* **Task brief**: Your task is to tally the lines of the listing containing the word "circle" and report the figure alone.

==== Given data

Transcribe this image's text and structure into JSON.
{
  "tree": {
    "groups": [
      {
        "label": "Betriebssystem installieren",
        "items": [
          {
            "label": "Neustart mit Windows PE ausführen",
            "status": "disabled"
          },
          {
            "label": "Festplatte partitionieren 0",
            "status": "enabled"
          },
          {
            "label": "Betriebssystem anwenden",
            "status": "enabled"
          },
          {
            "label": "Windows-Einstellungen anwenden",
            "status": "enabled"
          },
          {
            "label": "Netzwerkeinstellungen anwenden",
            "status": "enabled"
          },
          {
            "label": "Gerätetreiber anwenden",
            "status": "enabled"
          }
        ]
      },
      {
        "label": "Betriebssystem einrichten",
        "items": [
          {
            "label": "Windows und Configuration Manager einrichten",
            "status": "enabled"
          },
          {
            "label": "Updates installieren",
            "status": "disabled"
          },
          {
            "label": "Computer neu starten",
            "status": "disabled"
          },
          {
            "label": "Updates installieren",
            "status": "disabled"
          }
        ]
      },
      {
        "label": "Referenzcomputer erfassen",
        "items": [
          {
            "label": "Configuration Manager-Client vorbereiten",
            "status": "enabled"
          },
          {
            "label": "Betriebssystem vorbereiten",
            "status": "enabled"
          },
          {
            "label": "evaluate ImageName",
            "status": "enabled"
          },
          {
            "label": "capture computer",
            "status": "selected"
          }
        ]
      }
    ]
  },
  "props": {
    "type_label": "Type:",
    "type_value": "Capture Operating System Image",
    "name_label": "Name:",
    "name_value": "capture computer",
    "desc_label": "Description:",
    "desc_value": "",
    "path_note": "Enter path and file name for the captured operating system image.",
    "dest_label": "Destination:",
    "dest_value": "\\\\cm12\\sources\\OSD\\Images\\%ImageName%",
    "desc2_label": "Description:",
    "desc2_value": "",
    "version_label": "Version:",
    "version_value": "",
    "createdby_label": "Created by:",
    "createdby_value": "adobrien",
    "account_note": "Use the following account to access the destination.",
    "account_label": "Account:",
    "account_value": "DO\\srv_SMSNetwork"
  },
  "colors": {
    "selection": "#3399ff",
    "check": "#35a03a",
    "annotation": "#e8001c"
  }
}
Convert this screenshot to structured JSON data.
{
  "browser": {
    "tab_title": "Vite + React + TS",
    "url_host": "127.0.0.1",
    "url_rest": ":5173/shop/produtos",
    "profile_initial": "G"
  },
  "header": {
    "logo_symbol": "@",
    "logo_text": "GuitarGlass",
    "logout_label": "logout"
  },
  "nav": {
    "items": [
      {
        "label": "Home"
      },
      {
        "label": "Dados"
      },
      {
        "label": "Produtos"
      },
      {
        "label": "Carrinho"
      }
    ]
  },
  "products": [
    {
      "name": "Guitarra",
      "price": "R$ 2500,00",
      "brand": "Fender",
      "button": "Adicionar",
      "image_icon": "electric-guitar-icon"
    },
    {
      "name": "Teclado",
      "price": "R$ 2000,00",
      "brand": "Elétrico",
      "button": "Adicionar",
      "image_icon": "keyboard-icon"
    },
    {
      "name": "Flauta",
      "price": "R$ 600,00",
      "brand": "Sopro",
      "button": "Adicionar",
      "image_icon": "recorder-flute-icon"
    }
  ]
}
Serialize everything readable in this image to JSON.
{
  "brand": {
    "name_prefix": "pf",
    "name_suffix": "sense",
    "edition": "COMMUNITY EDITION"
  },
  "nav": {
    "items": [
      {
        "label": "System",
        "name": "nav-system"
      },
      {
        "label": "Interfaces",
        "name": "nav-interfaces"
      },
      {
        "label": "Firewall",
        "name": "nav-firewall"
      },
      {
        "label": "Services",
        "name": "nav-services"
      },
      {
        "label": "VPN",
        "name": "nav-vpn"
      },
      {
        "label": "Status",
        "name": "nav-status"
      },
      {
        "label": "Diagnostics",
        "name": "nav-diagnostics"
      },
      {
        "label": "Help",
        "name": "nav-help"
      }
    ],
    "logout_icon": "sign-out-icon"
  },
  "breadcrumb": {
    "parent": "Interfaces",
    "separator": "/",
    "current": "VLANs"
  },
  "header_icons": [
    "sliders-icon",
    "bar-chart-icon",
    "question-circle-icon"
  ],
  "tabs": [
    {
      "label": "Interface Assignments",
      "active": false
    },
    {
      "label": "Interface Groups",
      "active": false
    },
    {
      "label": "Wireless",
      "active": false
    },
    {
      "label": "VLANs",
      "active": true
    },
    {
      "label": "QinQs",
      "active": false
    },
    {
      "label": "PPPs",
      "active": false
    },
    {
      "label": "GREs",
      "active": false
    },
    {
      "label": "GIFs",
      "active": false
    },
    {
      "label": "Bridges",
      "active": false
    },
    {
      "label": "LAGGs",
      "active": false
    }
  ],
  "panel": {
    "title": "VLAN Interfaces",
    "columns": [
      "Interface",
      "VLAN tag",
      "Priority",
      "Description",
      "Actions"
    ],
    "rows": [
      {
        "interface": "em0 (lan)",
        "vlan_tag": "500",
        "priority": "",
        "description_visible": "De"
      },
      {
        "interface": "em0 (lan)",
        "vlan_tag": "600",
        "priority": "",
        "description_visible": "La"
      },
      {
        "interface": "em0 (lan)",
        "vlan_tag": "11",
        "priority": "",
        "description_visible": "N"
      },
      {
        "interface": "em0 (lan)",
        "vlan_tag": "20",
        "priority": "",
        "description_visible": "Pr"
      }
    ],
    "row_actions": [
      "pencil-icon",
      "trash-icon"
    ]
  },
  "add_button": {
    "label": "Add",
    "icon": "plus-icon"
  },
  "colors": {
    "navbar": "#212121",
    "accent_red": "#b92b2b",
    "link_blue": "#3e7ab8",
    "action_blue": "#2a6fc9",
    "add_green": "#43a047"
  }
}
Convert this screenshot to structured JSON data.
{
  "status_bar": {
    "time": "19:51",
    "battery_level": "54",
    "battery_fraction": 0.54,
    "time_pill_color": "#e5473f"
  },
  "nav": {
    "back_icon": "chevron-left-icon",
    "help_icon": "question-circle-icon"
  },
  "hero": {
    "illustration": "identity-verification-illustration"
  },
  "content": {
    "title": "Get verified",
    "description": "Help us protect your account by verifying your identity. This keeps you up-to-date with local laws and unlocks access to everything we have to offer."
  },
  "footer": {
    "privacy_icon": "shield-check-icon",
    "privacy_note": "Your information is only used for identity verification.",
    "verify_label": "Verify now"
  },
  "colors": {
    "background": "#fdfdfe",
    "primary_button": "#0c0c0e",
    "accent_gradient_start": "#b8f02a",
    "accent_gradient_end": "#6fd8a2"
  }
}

========

* **Full answer**: 2